Assignment 1:
In the orthostatic intolerance abstract below, what percentage of the healthy study population was female?
Assignment 2:
List every instrument or method the orthostatic intolerance abstract below names for measuring cardiovascular responses.
Assignment 3:
Please extend the abstract below, which compares active stand and head-up tilt testing for orthostatic intolerance, from its last sentence onward.

Comparison of active stand and head-up tilt table testing for the diagnosis of orthostatic intolerance syndromes
Background: Orthostatic intolerance (OI) causes signs (e.g., elevated heart rate (HR) or reduced blood pressure (BP)) and symptoms (e.g., light-headedness) when standing, which are relieved by lying down. Testing involves measuring HR and BP during a postural challenge (head-up tilt test (HUTT)/active stand (AS)). Variability of testing outcomes is possible due to the lack of testing guidelines and physiological differences between tests. The aim of this thesis was to determine if there is variation between AS and HUTT in the context of OI testing.
Methods: This thesis used various methods to compare AS to HUTT, including a systematic literature review. We also conducted a controlled pairwise study, accounting for pre- and during-study confounders, with a healthy population (n = 12; 23 ± 7 years; 75% female). Cardiovascular responses were measured using continuous and intermittent monitoring (Finapress, electrocardiogram (ECG), and brachial cuff) during a 40-minute AS and HUTT. After 40-minutes, bilateral leg cuffs occluded the individuals’ lower limbs for 3 minutes, and responses were recorded after release. Additionally, a 5-minute slow HUTT (slower transition from supine to upright) was conducted.

Supplied entries:
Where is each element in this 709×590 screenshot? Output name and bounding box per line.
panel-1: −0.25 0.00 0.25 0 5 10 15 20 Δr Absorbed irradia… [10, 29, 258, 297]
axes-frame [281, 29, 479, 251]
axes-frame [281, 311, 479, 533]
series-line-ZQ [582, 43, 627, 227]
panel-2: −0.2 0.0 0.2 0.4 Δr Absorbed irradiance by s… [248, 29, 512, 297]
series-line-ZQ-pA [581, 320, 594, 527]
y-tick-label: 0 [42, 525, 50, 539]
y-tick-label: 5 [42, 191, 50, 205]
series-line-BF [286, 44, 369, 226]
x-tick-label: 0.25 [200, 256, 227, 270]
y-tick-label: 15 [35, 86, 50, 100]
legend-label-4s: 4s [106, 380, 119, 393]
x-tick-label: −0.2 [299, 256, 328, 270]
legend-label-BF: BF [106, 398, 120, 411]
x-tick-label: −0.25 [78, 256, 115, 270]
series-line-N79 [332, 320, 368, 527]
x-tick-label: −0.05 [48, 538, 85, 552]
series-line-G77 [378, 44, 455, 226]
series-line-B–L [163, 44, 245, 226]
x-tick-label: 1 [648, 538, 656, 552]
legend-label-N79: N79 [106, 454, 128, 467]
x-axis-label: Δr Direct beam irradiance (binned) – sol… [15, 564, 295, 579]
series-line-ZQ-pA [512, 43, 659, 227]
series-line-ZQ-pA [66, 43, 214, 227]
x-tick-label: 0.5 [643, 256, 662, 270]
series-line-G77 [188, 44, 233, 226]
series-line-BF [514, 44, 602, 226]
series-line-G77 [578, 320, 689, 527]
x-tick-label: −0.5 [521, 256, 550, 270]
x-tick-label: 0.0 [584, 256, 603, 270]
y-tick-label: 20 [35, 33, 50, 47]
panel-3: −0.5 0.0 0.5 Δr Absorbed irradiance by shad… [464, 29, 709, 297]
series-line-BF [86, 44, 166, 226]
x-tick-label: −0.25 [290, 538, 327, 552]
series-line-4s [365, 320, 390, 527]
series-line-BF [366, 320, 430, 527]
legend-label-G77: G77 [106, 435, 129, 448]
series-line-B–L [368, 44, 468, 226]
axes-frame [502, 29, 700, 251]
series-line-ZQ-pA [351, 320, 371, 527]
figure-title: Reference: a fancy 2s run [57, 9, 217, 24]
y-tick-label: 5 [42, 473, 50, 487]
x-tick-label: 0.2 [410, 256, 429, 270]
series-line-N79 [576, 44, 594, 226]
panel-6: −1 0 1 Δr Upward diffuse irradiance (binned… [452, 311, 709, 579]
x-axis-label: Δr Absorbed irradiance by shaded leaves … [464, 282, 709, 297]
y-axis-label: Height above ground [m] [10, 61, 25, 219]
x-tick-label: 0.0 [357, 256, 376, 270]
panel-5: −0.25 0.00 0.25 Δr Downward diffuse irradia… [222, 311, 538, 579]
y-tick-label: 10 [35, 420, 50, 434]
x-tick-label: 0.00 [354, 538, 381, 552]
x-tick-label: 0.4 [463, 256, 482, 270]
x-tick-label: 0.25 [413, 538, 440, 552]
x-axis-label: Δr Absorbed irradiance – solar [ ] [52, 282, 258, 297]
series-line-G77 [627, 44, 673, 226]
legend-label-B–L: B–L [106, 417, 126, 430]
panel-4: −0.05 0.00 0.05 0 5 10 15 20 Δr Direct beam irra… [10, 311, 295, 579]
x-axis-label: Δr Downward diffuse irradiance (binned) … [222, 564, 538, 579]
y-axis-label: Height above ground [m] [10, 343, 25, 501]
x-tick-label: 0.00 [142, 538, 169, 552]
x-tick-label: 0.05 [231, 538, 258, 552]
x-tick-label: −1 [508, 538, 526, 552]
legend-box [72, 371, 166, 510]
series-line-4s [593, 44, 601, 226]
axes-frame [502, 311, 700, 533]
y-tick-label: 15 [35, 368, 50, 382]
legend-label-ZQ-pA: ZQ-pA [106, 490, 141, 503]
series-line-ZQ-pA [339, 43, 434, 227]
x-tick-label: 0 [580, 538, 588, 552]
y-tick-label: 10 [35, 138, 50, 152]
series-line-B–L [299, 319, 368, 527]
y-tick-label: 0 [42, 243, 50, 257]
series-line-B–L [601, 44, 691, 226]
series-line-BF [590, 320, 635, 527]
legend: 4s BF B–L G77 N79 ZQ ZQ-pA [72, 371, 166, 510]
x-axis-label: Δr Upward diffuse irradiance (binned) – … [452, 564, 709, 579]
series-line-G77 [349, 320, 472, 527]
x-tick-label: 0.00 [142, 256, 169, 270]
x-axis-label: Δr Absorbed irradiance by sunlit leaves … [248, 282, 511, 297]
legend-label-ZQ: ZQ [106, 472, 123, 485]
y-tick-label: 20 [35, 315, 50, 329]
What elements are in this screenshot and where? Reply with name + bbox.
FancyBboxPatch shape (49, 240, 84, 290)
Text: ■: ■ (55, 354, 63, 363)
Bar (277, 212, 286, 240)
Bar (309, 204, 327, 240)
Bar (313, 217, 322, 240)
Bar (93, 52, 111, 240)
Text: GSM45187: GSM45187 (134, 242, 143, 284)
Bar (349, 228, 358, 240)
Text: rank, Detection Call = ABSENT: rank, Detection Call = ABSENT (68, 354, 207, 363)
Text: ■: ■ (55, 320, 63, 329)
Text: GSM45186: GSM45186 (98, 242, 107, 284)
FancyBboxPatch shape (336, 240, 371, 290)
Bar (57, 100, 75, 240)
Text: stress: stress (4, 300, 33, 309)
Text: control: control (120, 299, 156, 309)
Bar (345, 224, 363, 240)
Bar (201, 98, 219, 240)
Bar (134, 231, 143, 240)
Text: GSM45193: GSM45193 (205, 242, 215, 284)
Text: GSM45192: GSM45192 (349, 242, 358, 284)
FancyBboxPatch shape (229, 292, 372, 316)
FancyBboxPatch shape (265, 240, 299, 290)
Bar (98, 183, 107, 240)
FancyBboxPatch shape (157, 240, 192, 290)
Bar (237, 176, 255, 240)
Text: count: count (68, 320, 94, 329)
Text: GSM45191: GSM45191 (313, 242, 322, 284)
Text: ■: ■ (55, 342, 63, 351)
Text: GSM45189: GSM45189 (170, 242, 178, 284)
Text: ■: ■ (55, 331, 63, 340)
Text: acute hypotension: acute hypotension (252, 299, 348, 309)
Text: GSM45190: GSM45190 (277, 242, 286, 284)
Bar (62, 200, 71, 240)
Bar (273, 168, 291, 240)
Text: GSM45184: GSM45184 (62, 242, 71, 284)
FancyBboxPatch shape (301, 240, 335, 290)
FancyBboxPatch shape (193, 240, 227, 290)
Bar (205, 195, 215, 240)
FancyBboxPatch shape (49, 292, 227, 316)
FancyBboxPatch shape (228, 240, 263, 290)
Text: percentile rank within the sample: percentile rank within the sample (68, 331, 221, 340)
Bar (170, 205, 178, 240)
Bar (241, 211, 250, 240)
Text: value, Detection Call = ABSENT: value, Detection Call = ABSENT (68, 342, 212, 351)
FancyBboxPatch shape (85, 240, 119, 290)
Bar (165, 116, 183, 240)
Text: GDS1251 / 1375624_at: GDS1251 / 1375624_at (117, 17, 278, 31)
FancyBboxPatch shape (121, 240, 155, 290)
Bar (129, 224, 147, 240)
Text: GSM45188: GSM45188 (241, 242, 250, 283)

Answer space 1:
75%

Answer space 2:
Finapress, electrocardiogram (ECG), brachial cuff

Answer space 3:
Results: The 10 papers included in our literature review, revealed high variability between populations, protocols, and results measured. Our controlled experiment revealed inter-test differences in maximum HR (p < 0.05) and minimum BP in AS compared to baseline (p < 0.001). Leg cuff occlusion release showed systolic blood pressure (SBP) and diastolic blood pressure (DBP) drops (−8±6mmHg; −6±4mmHG (p < 0.0014)) and elevated HR (14±5bpm (p < 0.05)). No significant difference in the effect of HUTT transition speeds on HR or BP was observed.
Conclusions: The literature was heterogenous leading to difficulty in comparing HUTT and AS tests. Our controlled experiment demonstrated inter-test variability in maximum HR, while the leg cuff produced HR and BP changes comparable to exogenous protocols, indicating a physiologically meaningful response. Additionally, HUTT transition speeds is not a confounder. OI testing need clear guidelines based on a rigorous comparison of techniques, which should involve both diagnosed and healthy populations. This clarity would enable quicker and more accurate diagnosis of OI.